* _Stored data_
= = = =
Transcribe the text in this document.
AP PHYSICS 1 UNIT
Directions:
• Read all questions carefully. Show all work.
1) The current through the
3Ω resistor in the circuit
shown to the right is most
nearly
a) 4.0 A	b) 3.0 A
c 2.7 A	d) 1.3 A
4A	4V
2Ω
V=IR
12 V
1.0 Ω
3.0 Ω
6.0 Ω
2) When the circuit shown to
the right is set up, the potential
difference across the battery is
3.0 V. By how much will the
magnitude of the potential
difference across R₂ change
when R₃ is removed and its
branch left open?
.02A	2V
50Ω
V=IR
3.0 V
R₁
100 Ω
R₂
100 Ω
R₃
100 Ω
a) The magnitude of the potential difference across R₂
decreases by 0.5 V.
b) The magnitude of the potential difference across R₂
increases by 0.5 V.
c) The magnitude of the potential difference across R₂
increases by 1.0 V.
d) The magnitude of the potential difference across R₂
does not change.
= = = =
* _YOUR TASK_
Reproduce every line from the entries that holds the word "potential".

* _TASK OUTPUT_
the right is set up, the potential
magnitude of the potential
a) The magnitude of the potential difference across R₂
b) The magnitude of the potential difference across R₂
c) The magnitude of the potential difference across R₂
d) The magnitude of the potential difference across R₂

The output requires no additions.